* [Exercise]: Identify every line in the records below that contains the word "goals", and reproduce each one.
+++++
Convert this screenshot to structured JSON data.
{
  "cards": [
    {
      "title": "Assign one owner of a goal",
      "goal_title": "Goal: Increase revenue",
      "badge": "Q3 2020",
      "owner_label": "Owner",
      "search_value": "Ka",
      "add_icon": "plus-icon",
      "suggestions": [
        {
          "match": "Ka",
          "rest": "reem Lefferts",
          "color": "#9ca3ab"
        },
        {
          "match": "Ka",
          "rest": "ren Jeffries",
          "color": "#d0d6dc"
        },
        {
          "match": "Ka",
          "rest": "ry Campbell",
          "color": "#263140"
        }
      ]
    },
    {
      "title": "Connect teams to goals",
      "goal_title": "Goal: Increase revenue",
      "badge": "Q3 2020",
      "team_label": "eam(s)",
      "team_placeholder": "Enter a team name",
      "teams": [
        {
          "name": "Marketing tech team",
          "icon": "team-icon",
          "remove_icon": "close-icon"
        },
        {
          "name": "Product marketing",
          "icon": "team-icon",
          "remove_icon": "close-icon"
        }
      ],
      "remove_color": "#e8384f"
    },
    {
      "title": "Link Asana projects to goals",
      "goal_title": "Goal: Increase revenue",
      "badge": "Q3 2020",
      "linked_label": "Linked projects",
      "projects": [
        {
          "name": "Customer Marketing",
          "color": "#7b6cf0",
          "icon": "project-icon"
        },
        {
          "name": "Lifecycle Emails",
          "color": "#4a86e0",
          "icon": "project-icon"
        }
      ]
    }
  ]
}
+++++
* [The response]:
      "title": "Connect teams to goals",
      "title": "Link Asana projects to goals",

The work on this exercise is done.